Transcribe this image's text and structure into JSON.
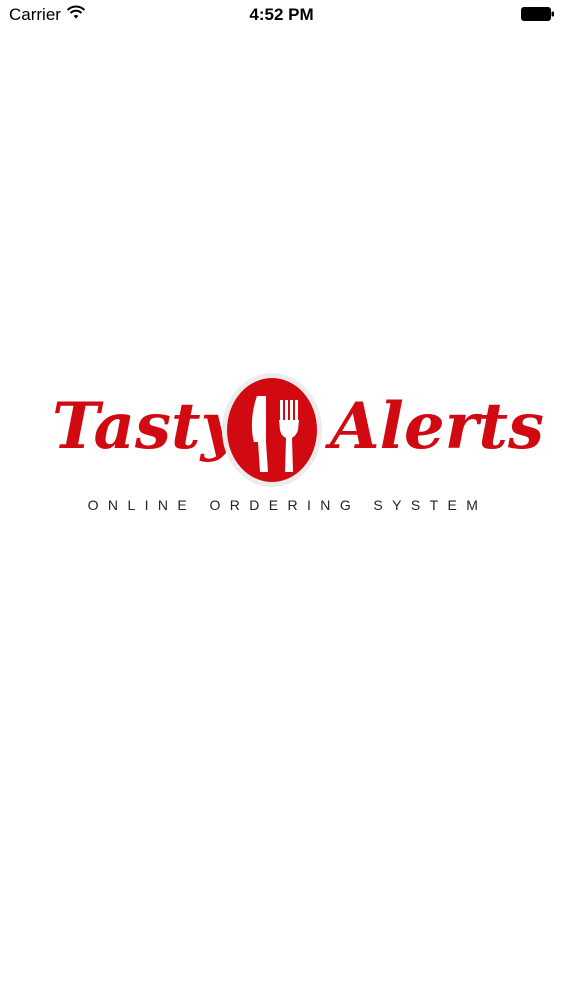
{
  "status_bar": {
    "carrier": "Carrier",
    "time": "4:52 PM",
    "wifi_icon": "wifi-icon",
    "battery_icon": "battery-icon"
  },
  "splash": {
    "brand_word_1": "Tasty",
    "brand_word_2": "Alerts",
    "tagline": "ONLINE ORDERING SYSTEM",
    "logo_icon": "knife-fork-icon",
    "brand_color": "#d10a11"
  }
}
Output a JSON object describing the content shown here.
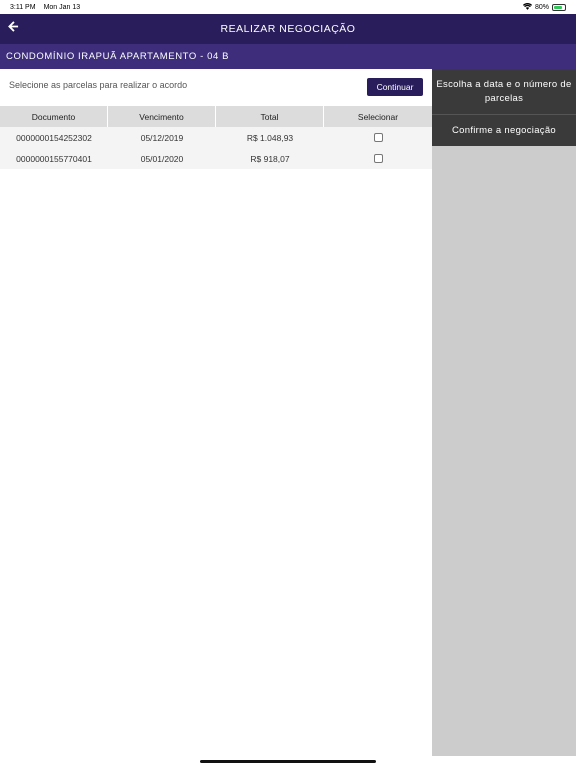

------------------------

• _TASK_
Give all the entries again exactly, dropping each picture.

• _CORRECT RESPONSE_
Transcribe this image's text and structure into JSON.
{
  "status_bar": {
    "carrier": "Carrier",
    "time": "4:52 PM",
    "wifi_icon": "wifi-icon",
    "battery_icon": "battery-icon"
  },
  "splash": {
    "brand_word_1": "Tasty",
    "brand_word_2": "Alerts",
    "tagline": "ONLINE ORDERING SYSTEM",
    "logo_icon": "knife-fork-icon",
    "brand_color": "#d10a11"
  }
}
Output a JSON object describing the content shown here.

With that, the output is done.